## start The data

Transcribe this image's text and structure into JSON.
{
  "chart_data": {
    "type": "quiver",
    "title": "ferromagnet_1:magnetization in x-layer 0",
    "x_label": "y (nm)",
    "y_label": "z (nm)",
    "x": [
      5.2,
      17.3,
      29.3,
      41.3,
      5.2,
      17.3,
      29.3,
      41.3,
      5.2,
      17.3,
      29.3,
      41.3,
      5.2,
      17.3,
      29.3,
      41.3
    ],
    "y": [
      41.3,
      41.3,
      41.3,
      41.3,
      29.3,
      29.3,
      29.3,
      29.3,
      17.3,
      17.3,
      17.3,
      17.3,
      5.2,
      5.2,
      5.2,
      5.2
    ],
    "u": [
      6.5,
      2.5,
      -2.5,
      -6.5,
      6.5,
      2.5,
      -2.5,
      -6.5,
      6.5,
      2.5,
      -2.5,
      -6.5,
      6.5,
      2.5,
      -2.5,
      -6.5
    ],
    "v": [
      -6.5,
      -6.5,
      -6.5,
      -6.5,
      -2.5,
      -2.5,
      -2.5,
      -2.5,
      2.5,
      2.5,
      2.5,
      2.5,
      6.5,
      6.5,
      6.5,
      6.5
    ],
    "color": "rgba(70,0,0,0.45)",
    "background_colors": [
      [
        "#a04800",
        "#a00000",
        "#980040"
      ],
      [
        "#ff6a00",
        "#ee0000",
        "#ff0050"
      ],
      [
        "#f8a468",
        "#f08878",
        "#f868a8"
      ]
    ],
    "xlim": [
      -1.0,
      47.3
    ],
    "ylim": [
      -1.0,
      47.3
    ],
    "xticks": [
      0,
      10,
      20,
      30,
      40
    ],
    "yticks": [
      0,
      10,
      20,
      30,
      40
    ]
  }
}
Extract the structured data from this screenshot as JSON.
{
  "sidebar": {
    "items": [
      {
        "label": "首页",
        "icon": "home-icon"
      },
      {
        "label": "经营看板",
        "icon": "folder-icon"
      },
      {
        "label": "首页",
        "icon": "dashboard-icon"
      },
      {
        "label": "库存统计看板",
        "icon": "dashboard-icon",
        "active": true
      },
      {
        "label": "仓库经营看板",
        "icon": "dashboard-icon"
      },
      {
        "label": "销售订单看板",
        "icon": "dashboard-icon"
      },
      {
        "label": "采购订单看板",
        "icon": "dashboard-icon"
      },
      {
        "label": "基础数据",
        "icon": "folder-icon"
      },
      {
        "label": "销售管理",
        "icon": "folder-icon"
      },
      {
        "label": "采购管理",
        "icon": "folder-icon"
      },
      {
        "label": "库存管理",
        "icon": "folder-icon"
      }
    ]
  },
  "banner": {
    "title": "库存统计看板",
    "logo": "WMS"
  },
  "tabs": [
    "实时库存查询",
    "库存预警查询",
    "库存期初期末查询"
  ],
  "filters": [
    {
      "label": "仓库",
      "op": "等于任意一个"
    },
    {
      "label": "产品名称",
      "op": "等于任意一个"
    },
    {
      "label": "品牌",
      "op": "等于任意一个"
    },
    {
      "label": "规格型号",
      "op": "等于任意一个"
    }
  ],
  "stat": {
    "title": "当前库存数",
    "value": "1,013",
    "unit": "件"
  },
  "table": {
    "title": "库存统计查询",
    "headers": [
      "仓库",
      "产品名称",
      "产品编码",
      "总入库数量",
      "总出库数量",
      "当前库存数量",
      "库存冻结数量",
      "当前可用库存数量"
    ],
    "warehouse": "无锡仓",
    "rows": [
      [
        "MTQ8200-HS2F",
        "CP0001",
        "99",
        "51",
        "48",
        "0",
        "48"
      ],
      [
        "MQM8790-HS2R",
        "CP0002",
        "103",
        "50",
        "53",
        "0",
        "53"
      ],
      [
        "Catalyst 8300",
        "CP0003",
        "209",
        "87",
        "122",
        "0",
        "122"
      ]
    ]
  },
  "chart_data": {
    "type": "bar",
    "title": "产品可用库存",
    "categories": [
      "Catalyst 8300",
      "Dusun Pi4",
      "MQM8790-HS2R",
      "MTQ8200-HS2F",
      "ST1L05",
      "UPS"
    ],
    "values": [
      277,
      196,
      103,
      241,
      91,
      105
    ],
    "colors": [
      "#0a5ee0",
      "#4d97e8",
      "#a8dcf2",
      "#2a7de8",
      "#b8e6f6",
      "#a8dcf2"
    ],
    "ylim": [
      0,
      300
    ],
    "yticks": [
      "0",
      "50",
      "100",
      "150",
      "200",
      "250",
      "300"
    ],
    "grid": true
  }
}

## end The data

Goal. Restate each of the entries above verbatim.

Exercise result.
Transcribe this image's text and structure into JSON.
{
  "chart_data": {
    "type": "quiver",
    "title": "ferromagnet_1:magnetization in x-layer 0",
    "x_label": "y (nm)",
    "y_label": "z (nm)",
    "x": [
      5.2,
      17.3,
      29.3,
      41.3,
      5.2,
      17.3,
      29.3,
      41.3,
      5.2,
      17.3,
      29.3,
      41.3,
      5.2,
      17.3,
      29.3,
      41.3
    ],
    "y": [
      41.3,
      41.3,
      41.3,
      41.3,
      29.3,
      29.3,
      29.3,
      29.3,
      17.3,
      17.3,
      17.3,
      17.3,
      5.2,
      5.2,
      5.2,
      5.2
    ],
    "u": [
      6.5,
      2.5,
      -2.5,
      -6.5,
      6.5,
      2.5,
      -2.5,
      -6.5,
      6.5,
      2.5,
      -2.5,
      -6.5,
      6.5,
      2.5,
      -2.5,
      -6.5
    ],
    "v": [
      -6.5,
      -6.5,
      -6.5,
      -6.5,
      -2.5,
      -2.5,
      -2.5,
      -2.5,
      2.5,
      2.5,
      2.5,
      2.5,
      6.5,
      6.5,
      6.5,
      6.5
    ],
    "color": "rgba(70,0,0,0.45)",
    "background_colors": [
      [
        "#a04800",
        "#a00000",
        "#980040"
      ],
      [
        "#ff6a00",
        "#ee0000",
        "#ff0050"
      ],
      [
        "#f8a468",
        "#f08878",
        "#f868a8"
      ]
    ],
    "xlim": [
      -1.0,
      47.3
    ],
    "ylim": [
      -1.0,
      47.3
    ],
    "xticks": [
      0,
      10,
      20,
      30,
      40
    ],
    "yticks": [
      0,
      10,
      20,
      30,
      40
    ]
  }
}
Extract the structured data from this screenshot as JSON.
{
  "sidebar": {
    "items": [
      {
        "label": "首页",
        "icon": "home-icon"
      },
      {
        "label": "经营看板",
        "icon": "folder-icon"
      },
      {
        "label": "首页",
        "icon": "dashboard-icon"
      },
      {
        "label": "库存统计看板",
        "icon": "dashboard-icon",
        "active": true
      },
      {
        "label": "仓库经营看板",
        "icon": "dashboard-icon"
      },
      {
        "label": "销售订单看板",
        "icon": "dashboard-icon"
      },
      {
        "label": "采购订单看板",
        "icon": "dashboard-icon"
      },
      {
        "label": "基础数据",
        "icon": "folder-icon"
      },
      {
        "label": "销售管理",
        "icon": "folder-icon"
      },
      {
        "label": "采购管理",
        "icon": "folder-icon"
      },
      {
        "label": "库存管理",
        "icon": "folder-icon"
      }
    ]
  },
  "banner": {
    "title": "库存统计看板",
    "logo": "WMS"
  },
  "tabs": [
    "实时库存查询",
    "库存预警查询",
    "库存期初期末查询"
  ],
  "filters": [
    {
      "label": "仓库",
      "op": "等于任意一个"
    },
    {
      "label": "产品名称",
      "op": "等于任意一个"
    },
    {
      "label": "品牌",
      "op": "等于任意一个"
    },
    {
      "label": "规格型号",
      "op": "等于任意一个"
    }
  ],
  "stat": {
    "title": "当前库存数",
    "value": "1,013",
    "unit": "件"
  },
  "table": {
    "title": "库存统计查询",
    "headers": [
      "仓库",
      "产品名称",
      "产品编码",
      "总入库数量",
      "总出库数量",
      "当前库存数量",
      "库存冻结数量",
      "当前可用库存数量"
    ],
    "warehouse": "无锡仓",
    "rows": [
      [
        "MTQ8200-HS2F",
        "CP0001",
        "99",
        "51",
        "48",
        "0",
        "48"
      ],
      [
        "MQM8790-HS2R",
        "CP0002",
        "103",
        "50",
        "53",
        "0",
        "53"
      ],
      [
        "Catalyst 8300",
        "CP0003",
        "209",
        "87",
        "122",
        "0",
        "122"
      ]
    ]
  },
  "chart_data": {
    "type": "bar",
    "title": "产品可用库存",
    "categories": [
      "Catalyst 8300",
      "Dusun Pi4",
      "MQM8790-HS2R",
      "MTQ8200-HS2F",
      "ST1L05",
      "UPS"
    ],
    "values": [
      277,
      196,
      103,
      241,
      91,
      105
    ],
    "colors": [
      "#0a5ee0",
      "#4d97e8",
      "#a8dcf2",
      "#2a7de8",
      "#b8e6f6",
      "#a8dcf2"
    ],
    "ylim": [
      0,
      300
    ],
    "yticks": [
      "0",
      "50",
      "100",
      "150",
      "200",
      "250",
      "300"
    ],
    "grid": true
  }
}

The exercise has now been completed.